** start SUPPLIED DATA **

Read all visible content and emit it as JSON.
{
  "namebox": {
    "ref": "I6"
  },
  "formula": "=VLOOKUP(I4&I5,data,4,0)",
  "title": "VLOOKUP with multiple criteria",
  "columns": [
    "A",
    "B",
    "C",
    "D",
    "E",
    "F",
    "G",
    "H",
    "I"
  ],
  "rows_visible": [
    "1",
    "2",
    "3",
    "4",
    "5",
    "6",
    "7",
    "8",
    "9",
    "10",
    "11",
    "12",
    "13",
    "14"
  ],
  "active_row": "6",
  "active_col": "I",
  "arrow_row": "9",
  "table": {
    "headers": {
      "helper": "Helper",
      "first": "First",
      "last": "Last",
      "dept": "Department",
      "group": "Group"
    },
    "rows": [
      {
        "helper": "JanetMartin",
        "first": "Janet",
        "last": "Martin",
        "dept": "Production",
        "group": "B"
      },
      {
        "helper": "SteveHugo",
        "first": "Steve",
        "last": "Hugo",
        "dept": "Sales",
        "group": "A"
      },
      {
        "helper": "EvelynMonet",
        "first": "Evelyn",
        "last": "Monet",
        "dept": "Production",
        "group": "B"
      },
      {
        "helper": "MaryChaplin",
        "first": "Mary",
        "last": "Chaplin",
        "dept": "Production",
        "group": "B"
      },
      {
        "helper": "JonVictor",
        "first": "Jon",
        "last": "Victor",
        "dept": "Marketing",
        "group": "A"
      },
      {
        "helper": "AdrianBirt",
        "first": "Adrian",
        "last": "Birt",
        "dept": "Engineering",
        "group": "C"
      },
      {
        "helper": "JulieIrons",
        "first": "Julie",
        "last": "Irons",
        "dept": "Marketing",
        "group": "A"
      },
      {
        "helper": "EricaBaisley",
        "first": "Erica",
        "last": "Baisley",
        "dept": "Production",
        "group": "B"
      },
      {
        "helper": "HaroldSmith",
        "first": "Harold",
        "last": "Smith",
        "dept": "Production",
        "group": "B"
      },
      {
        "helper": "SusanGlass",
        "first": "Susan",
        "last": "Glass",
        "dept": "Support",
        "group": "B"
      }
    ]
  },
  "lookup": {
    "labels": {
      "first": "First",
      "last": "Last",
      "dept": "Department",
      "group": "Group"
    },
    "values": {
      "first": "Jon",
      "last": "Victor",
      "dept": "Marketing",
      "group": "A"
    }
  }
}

** end SUPPLIED DATA **
** start SUPPLIED DATA **

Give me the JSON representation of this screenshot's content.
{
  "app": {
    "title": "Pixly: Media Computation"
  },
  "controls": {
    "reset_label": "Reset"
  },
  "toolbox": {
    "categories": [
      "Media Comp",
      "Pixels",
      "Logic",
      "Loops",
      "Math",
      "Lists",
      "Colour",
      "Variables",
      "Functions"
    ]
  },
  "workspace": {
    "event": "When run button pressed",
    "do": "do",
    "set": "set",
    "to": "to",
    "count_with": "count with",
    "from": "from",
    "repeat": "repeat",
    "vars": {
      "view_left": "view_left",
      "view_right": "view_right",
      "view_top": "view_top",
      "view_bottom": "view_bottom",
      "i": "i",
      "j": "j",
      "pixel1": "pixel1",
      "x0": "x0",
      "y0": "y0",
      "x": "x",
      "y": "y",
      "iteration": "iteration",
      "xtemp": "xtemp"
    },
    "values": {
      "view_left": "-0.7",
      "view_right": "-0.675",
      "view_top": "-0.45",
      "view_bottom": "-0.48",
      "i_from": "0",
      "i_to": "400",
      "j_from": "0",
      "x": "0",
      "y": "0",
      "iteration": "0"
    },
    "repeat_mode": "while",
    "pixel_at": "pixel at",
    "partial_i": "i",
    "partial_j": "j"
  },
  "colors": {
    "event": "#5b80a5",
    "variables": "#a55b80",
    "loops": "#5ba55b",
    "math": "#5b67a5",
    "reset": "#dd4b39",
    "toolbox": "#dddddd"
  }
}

** end SUPPLIED DATA **
** start SUPPLIED DATA **

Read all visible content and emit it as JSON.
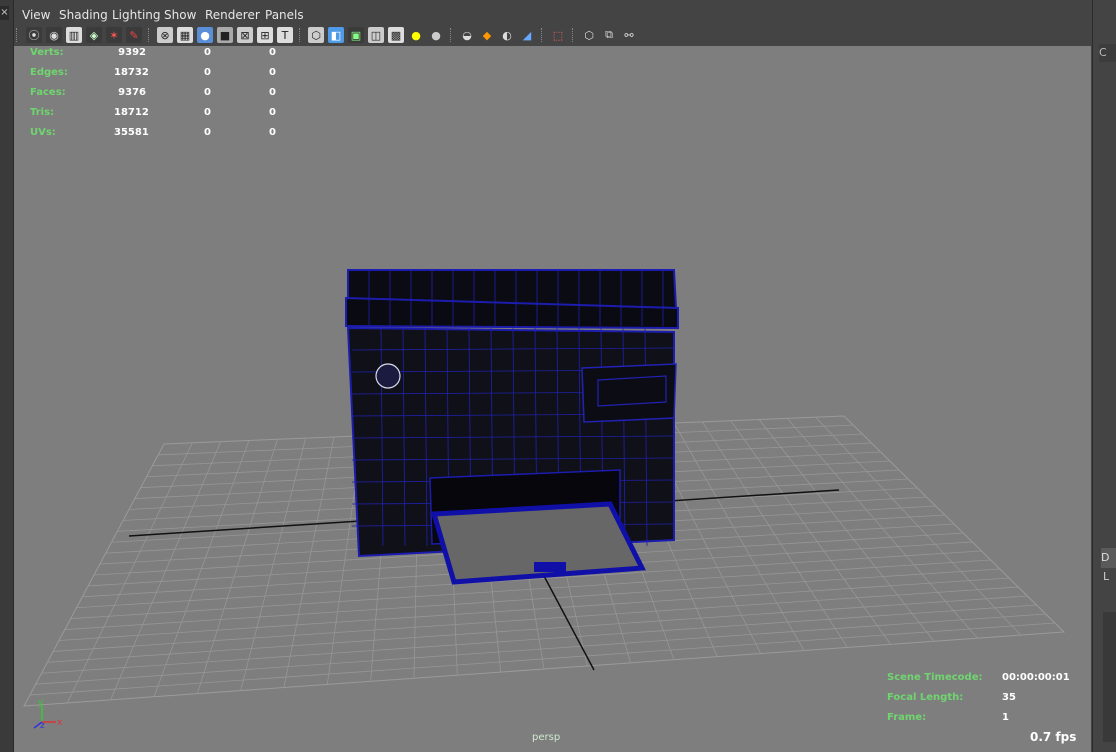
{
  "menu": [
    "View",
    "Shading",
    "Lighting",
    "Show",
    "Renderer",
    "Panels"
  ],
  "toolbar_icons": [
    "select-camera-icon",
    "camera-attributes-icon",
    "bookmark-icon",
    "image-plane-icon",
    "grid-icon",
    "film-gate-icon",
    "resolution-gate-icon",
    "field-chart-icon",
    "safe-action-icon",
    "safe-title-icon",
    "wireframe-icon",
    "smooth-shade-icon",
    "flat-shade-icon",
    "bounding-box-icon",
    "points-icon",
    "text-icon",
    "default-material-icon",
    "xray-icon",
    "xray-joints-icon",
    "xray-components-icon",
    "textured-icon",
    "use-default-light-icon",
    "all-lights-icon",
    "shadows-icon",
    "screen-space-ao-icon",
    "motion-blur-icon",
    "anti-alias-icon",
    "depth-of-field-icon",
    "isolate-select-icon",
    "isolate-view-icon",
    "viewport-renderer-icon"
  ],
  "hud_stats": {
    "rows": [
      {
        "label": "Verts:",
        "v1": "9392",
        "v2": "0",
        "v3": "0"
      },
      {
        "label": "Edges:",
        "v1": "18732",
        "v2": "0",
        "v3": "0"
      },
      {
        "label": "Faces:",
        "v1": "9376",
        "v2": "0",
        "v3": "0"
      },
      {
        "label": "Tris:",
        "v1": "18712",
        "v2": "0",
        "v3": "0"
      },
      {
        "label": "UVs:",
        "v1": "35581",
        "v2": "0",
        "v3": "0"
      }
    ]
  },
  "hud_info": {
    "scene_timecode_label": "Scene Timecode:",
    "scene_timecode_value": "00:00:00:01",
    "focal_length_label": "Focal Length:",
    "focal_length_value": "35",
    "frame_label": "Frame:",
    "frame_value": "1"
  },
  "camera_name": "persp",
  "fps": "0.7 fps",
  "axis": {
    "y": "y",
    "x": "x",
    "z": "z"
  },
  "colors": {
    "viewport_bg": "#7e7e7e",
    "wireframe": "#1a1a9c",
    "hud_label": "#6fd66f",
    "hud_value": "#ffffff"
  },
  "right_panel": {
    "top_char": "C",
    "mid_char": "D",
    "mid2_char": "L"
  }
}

** end SUPPLIED DATA **

**WHAT THE TASK REQUIRES**
Only lines holding the string "isolate" are wanted; gather each one from the entries above.

**PROBLEM SOLUTION**
    "isolate-select-icon",
    "isolate-view-icon",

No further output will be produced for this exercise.